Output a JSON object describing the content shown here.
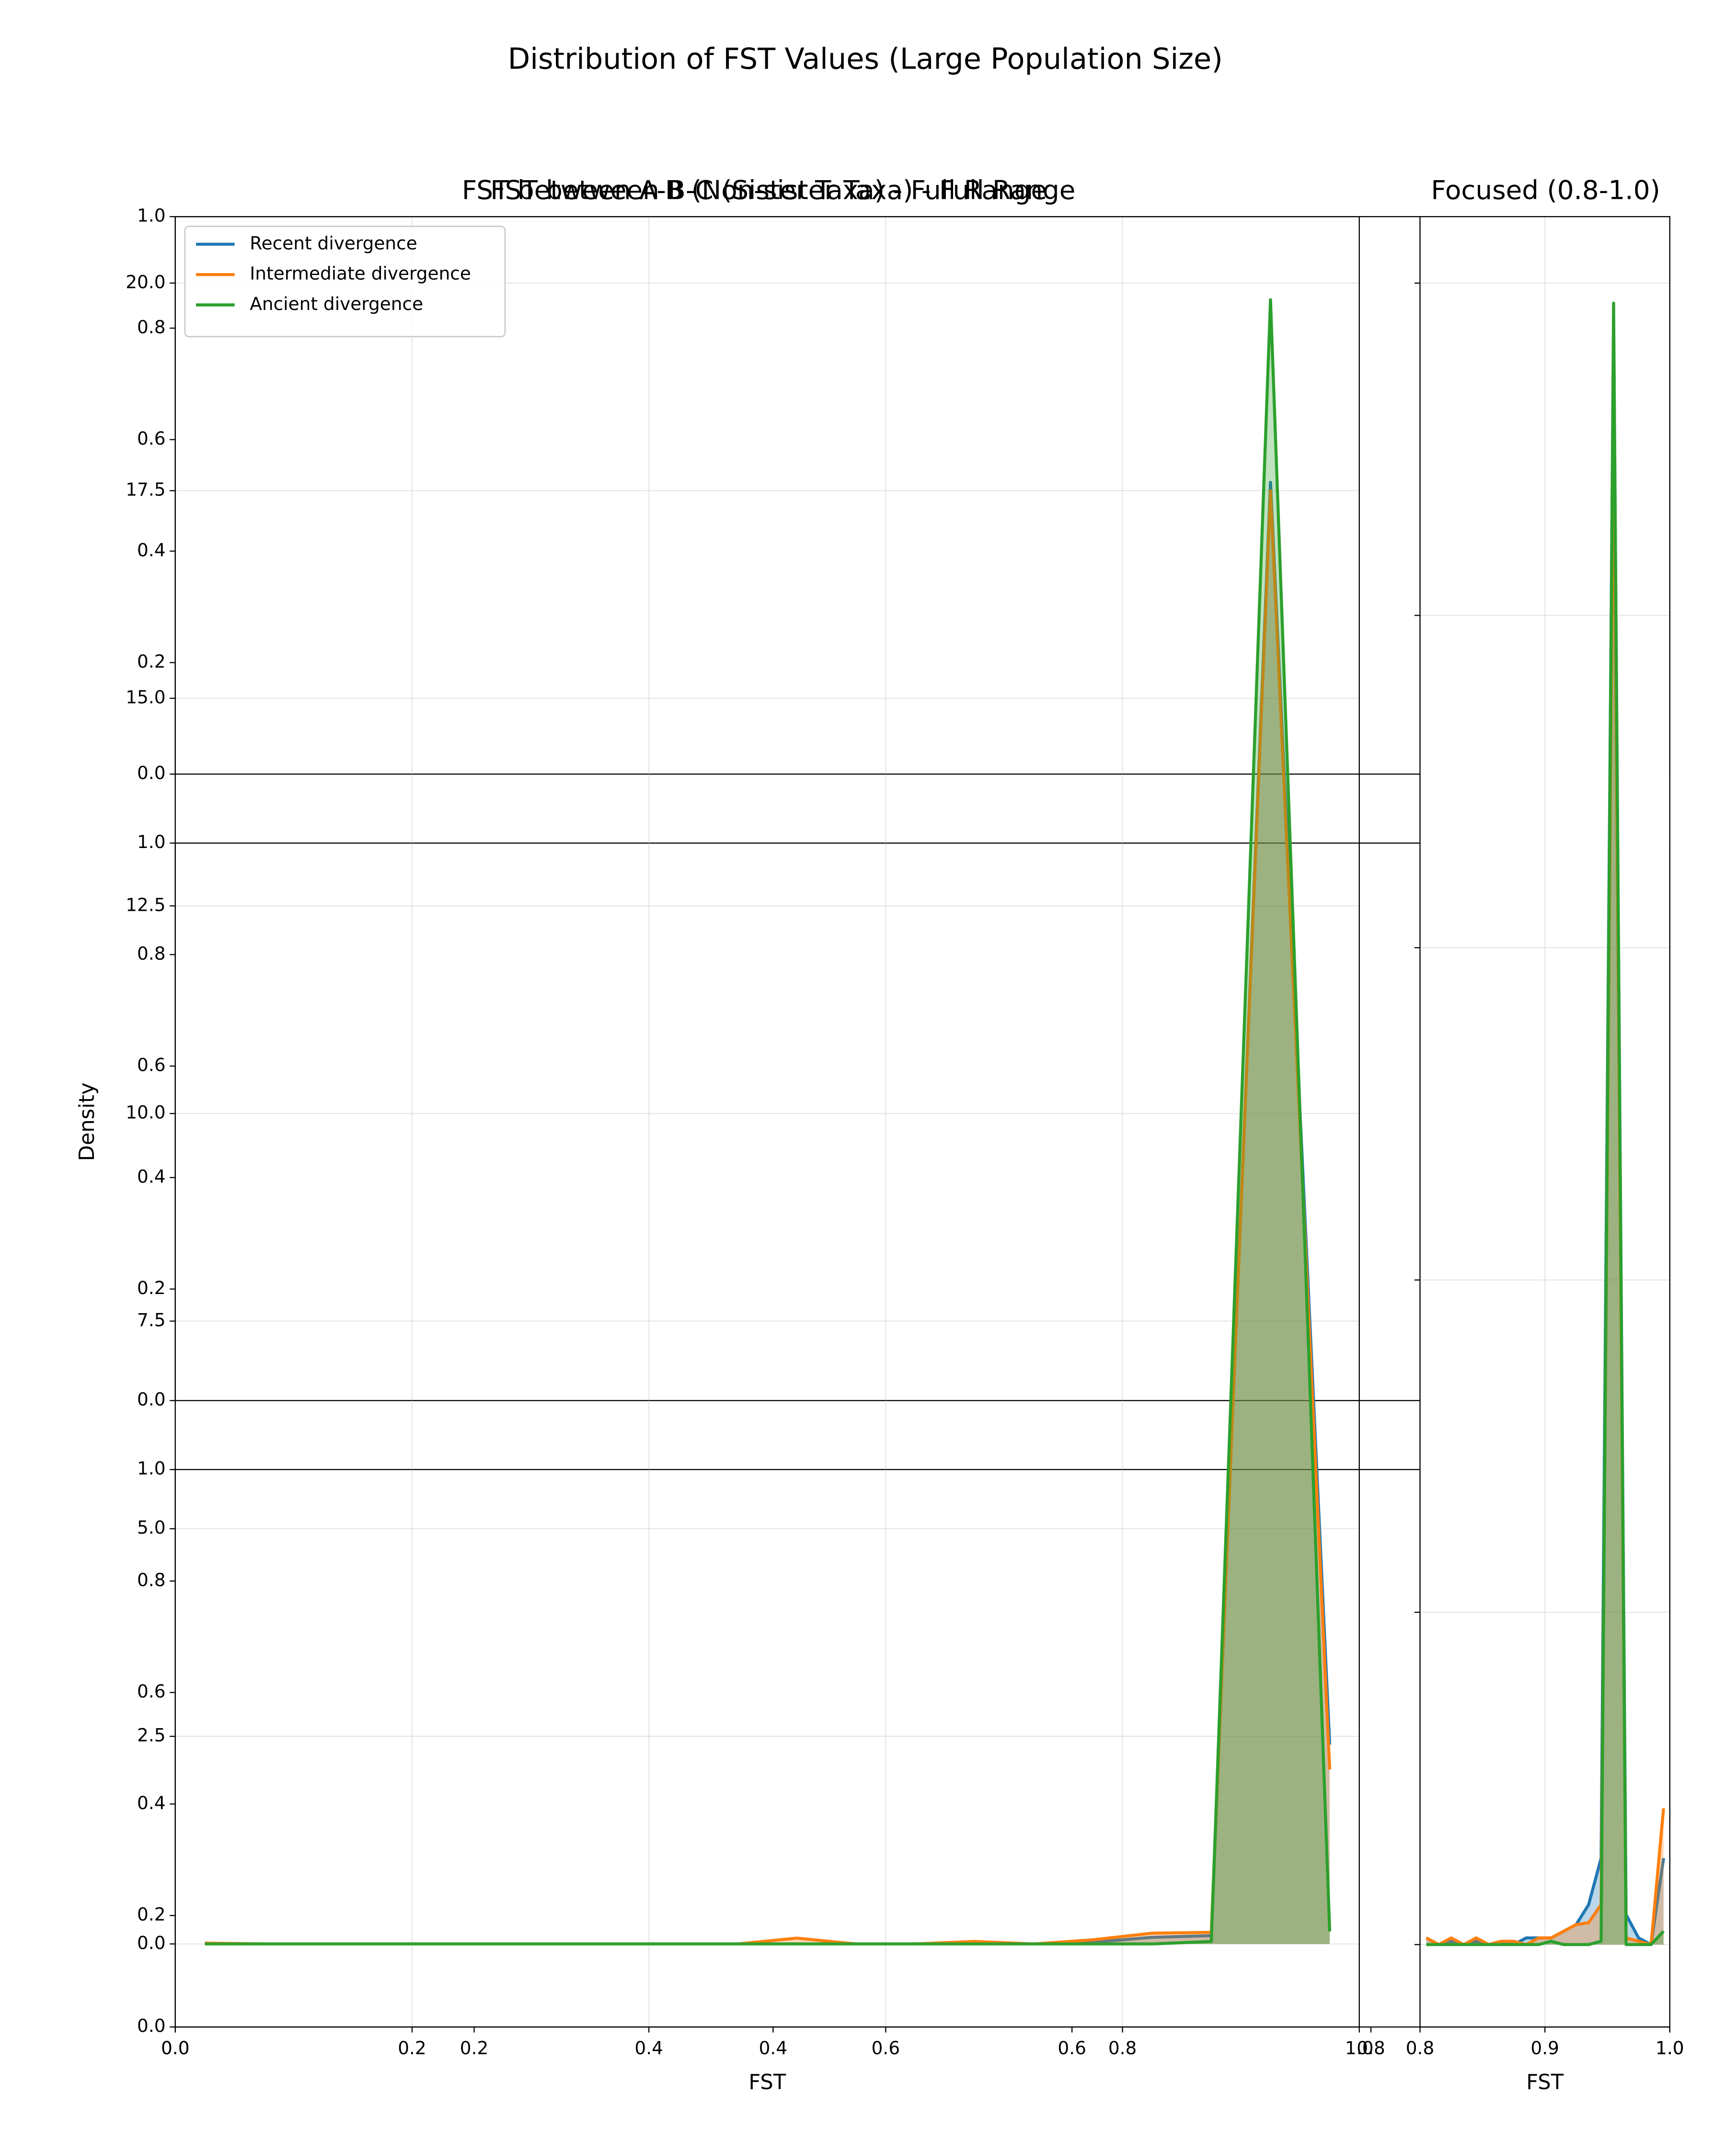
{
  "title": "Distribution of FST Values (Large Population Size)",
  "chart_data": [
    {
      "type": "line",
      "title": "FST between B-C (Sister Taxa) - Full Range",
      "ylim": [
        0,
        1
      ],
      "yticks": [
        {
          "value": 0,
          "label": "0.0"
        },
        0.2,
        0.4,
        0.6,
        0.8,
        {
          "value": 1,
          "label": "1.0"
        }
      ],
      "xlim": [
        0,
        1
      ],
      "grid": false,
      "series": []
    },
    {
      "type": "line",
      "ylim": [
        0,
        1
      ],
      "yticks": [
        {
          "value": 0,
          "label": "0.0"
        },
        0.2,
        0.4,
        0.6,
        0.8,
        {
          "value": 1,
          "label": "1.0"
        }
      ],
      "xlim": [
        0,
        1
      ],
      "grid": false,
      "series": []
    },
    {
      "type": "line",
      "ylim": [
        0,
        1
      ],
      "yticks": [
        {
          "value": 0,
          "label": "0.0"
        },
        0.2,
        0.4,
        0.6,
        0.8,
        {
          "value": 1,
          "label": "1.0"
        }
      ],
      "xlim": [
        0,
        1
      ],
      "xticks": [
        {
          "value": 0,
          "label": "0.0"
        },
        0.2,
        0.4,
        0.6,
        0.8,
        {
          "value": 1,
          "label": "1.0"
        }
      ],
      "grid": false,
      "series": []
    },
    {
      "type": "line",
      "title": "FST between A-B (Non-sister Taxa) - Full Range",
      "x_label": "FST",
      "y_label": "Density",
      "grid": true,
      "fill": true,
      "legend": "upper left",
      "xlim": [
        0,
        1
      ],
      "xticks": [
        {
          "value": 0,
          "label": "0.0"
        },
        0.2,
        0.4,
        0.6,
        0.8,
        {
          "value": 1,
          "label": "1.0"
        }
      ],
      "ylim": [
        -1,
        20.8
      ],
      "yticks": [
        {
          "value": 0,
          "label": "0.0"
        },
        2.5,
        {
          "value": 5,
          "label": "5.0"
        },
        7.5,
        {
          "value": 10,
          "label": "10.0"
        },
        12.5,
        {
          "value": 15,
          "label": "15.0"
        },
        17.5,
        {
          "value": 20,
          "label": "20.0"
        }
      ],
      "x": [
        0.025,
        0.075,
        0.125,
        0.175,
        0.225,
        0.275,
        0.325,
        0.375,
        0.425,
        0.475,
        0.525,
        0.575,
        0.625,
        0.675,
        0.725,
        0.775,
        0.825,
        0.875,
        0.925,
        0.975
      ],
      "series": [
        {
          "name": "Recent divergence",
          "color": "#1f77b4",
          "values": [
            0,
            0,
            0,
            0,
            0,
            0,
            0,
            0,
            0,
            0,
            0,
            0,
            0,
            0,
            0,
            0.02,
            0.08,
            0.1,
            17.6,
            2.4
          ]
        },
        {
          "name": "Intermediate divergence",
          "color": "#ff7f0e",
          "values": [
            0.01,
            0,
            0,
            0,
            0,
            0,
            0,
            0,
            0,
            0,
            0.07,
            0,
            0,
            0.03,
            0,
            0.05,
            0.13,
            0.14,
            17.5,
            2.1
          ]
        },
        {
          "name": "Ancient divergence",
          "color": "#2ca02c",
          "values": [
            0,
            0,
            0,
            0,
            0,
            0,
            0,
            0,
            0,
            0,
            0,
            0,
            0,
            0,
            0,
            0,
            0,
            0.03,
            19.8,
            0.15
          ]
        }
      ]
    },
    {
      "type": "line",
      "title": "Focused (0.8-1.0)",
      "x_label": "FST",
      "grid": true,
      "fill": true,
      "background": "#ffffff",
      "show_ytick_labels": false,
      "xlim": [
        0.8,
        1.0
      ],
      "xticks": [
        0.8,
        0.9,
        {
          "value": 1,
          "label": "1.0"
        }
      ],
      "ylim": [
        -1.24,
        26
      ],
      "yticks": [
        0,
        5,
        10,
        15,
        20,
        25
      ],
      "x": [
        0.805,
        0.815,
        0.825,
        0.835,
        0.845,
        0.855,
        0.865,
        0.875,
        0.885,
        0.895,
        0.905,
        0.915,
        0.925,
        0.935,
        0.945,
        0.955,
        0.965,
        0.975,
        0.985,
        0.995
      ],
      "series": [
        {
          "name": "Recent divergence",
          "color": "#1f77b4",
          "values": [
            0.1,
            0,
            0.05,
            0,
            0.05,
            0,
            0.05,
            0,
            0.1,
            0.1,
            0.1,
            0.2,
            0.3,
            0.6,
            1.3,
            24.5,
            0.45,
            0.1,
            0,
            1.3
          ]
        },
        {
          "name": "Intermediate divergence",
          "color": "#ff7f0e",
          "values": [
            0.1,
            0,
            0.1,
            0,
            0.1,
            0,
            0.05,
            0.05,
            0,
            0.1,
            0.1,
            0.2,
            0.3,
            0.33,
            0.6,
            23,
            0.1,
            0.05,
            0,
            2.05
          ]
        },
        {
          "name": "Ancient divergence",
          "color": "#2ca02c",
          "values": [
            0,
            0,
            0,
            0,
            0,
            0,
            0,
            0,
            0,
            0,
            0.05,
            0,
            0,
            0,
            0.05,
            24.7,
            0,
            0,
            0,
            0.2
          ]
        }
      ]
    }
  ]
}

● ● ● ●

**Task to complete**
Each line above that includes "title" should be shown.

**Result of the task**
  "title": "Distribution of FST Values (Large Population Size)",
      "title": "FST between B-C (Sister Taxa) - Full Range",
      "title": "FST between A-B (Non-sister Taxa) - Full Range",
      "title": "Focused (0.8-1.0)",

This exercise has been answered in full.